====== Entries provided

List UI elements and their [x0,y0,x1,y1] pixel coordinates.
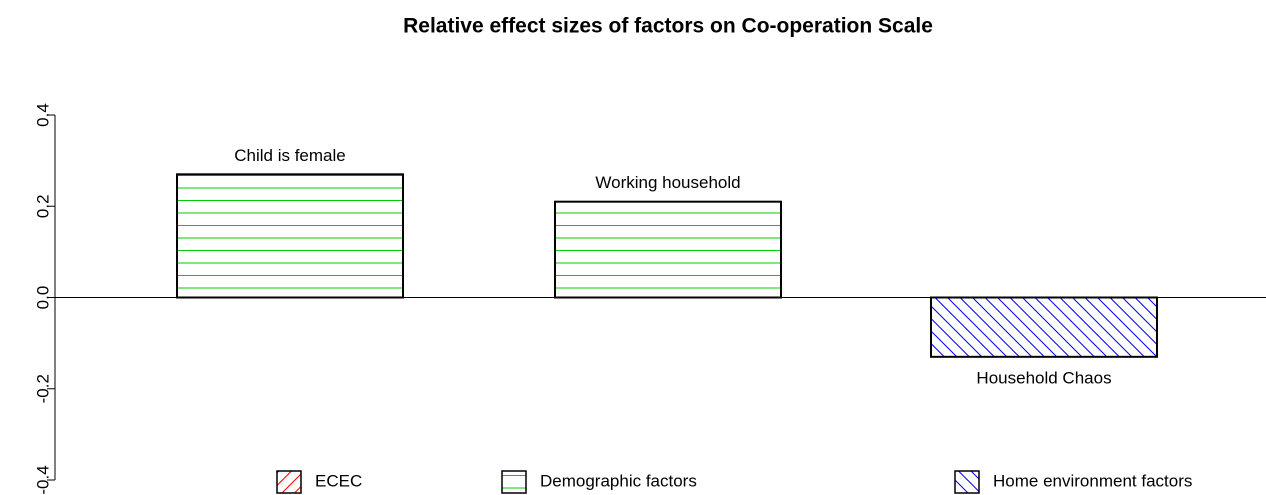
legend-swatch [276,470,302,494]
y-tick-label: -0.4 [33,465,52,494]
bar-label: Child is female [234,146,346,165]
bar-label: Household Chaos [976,368,1111,387]
bar-label: Working household [595,173,740,192]
legend-label: Demographic factors [540,471,697,490]
legend-swatch [501,470,527,494]
bar [176,173,404,299]
y-tick-label: -0.2 [33,374,52,403]
legend-swatch [954,470,980,494]
y-tick-label: 0.2 [33,194,52,218]
y-tick-label: 0.0 [33,286,52,310]
chart-title: Relative effect sizes of factors on Co-o… [403,15,933,38]
bar [930,296,1158,358]
bar [554,200,782,299]
y-tick-label: 0.4 [33,103,52,127]
legend-label: Home environment factors [993,471,1192,490]
legend-label: ECEC [315,471,362,490]
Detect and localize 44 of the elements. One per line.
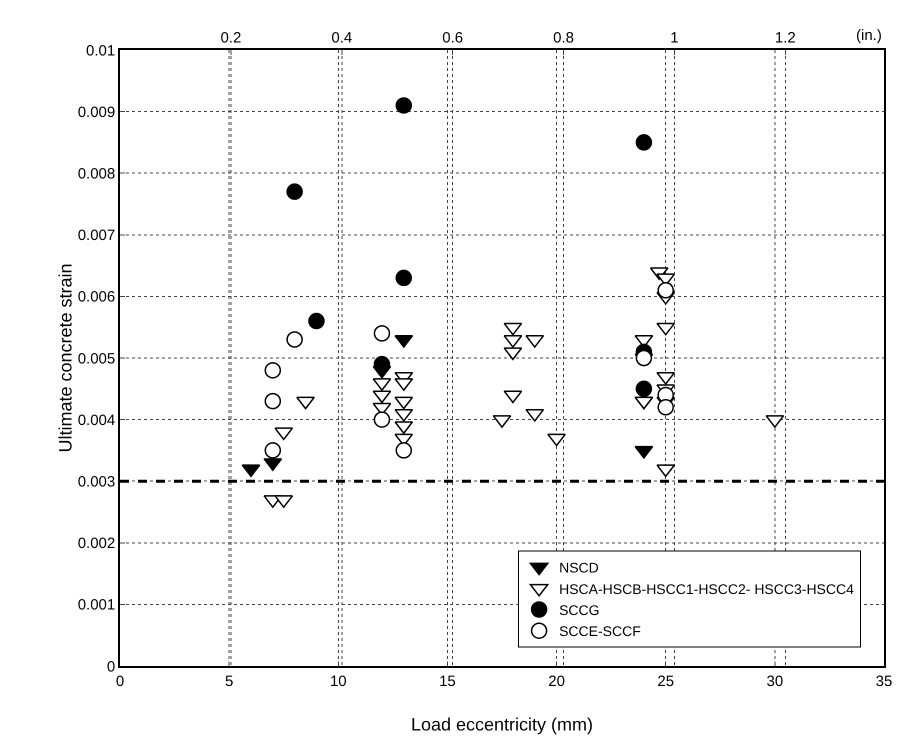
point xyxy=(396,97,412,114)
x-tick-label: 30 xyxy=(766,672,784,690)
x2-axis-title: (in.) xyxy=(856,27,882,44)
x2-tick-label: 0.4 xyxy=(331,29,352,46)
x-tick-label: 15 xyxy=(439,672,456,690)
point xyxy=(242,464,260,478)
x2-tick-label: 0.2 xyxy=(220,29,242,46)
point xyxy=(504,390,522,404)
y-tick-label: 0.01 xyxy=(86,42,116,60)
x-tick-label: 25 xyxy=(657,672,674,690)
y-tick-label: 0.003 xyxy=(78,473,116,490)
point xyxy=(504,347,522,360)
y-tick-label: 0.009 xyxy=(78,104,116,121)
point xyxy=(657,399,674,416)
point xyxy=(636,134,652,151)
y-tick-label: 0 xyxy=(106,658,116,676)
point xyxy=(636,380,652,398)
point xyxy=(372,390,392,404)
point xyxy=(636,350,652,366)
x-tick-label: 35 xyxy=(876,672,892,690)
y-axis-title: Ultimate concrete strain xyxy=(56,263,76,453)
x-tick-label: 5 xyxy=(224,672,234,690)
y-tick-label: 0.006 xyxy=(78,288,116,306)
x2-tick-label: 1 xyxy=(670,29,679,46)
y-tick-label: 0.005 xyxy=(78,350,116,368)
x2-tick-label: 0.6 xyxy=(442,29,464,46)
y-tick-label: 0.004 xyxy=(78,412,116,429)
x2-tick-label: 0.8 xyxy=(553,29,574,46)
legend-label: SCCE-SCCF xyxy=(559,623,641,640)
x-axis-title: Load eccentricity (mm) xyxy=(410,714,594,734)
x-tick-label: 10 xyxy=(330,672,347,690)
y-tick-label: 0.007 xyxy=(78,227,116,244)
point xyxy=(396,270,412,286)
y-tick-label: 0.001 xyxy=(78,596,116,614)
y-tick-label: 0.002 xyxy=(78,535,116,552)
x2-tick-label: 1.2 xyxy=(774,29,796,46)
y-tick-label: 0.008 xyxy=(78,165,116,182)
x-tick-label: 20 xyxy=(548,672,565,690)
point xyxy=(308,312,325,330)
legend-label: HSCA-HSCB-HSCC1-HSCC2- HSCC3-HSCC4 xyxy=(559,580,854,597)
legend-label: SCCG xyxy=(559,602,600,618)
point xyxy=(286,183,303,200)
legend-label: NSCD xyxy=(559,560,599,576)
point xyxy=(657,282,674,298)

============

(Stated exercise):
Transcribe the stretch of data from the line containing "legend-swatch [276,470,302,494]" through the line containing "Detect and localize", reproducing each line without any change.

(Response to the exercise):
legend-swatch [276,470,302,494]
y-tick-label: -0.4 [33,465,52,494]
bar-label: Child is female [234,146,346,165]
bar-label: Household Chaos [976,368,1111,387]
bar-label: Working household [595,173,740,192]
legend-label: Demographic factors [540,471,697,490]
legend-swatch [501,470,527,494]
bar [176,173,404,299]
y-tick-label: -0.2 [33,374,52,403]
legend-swatch [954,470,980,494]
y-tick-label: 0.2 [33,194,52,218]
y-tick-label: 0.0 [33,286,52,310]
chart-title: Relative effect sizes of factors on Co-o… [403,15,933,38]
bar [930,296,1158,358]
bar [554,200,782,299]
y-tick-label: 0.4 [33,103,52,127]
legend-label: Home environment factors [993,471,1192,490]
legend-label: ECEC [315,471,362,490]
Detect and localize 44 of the elements. One per line.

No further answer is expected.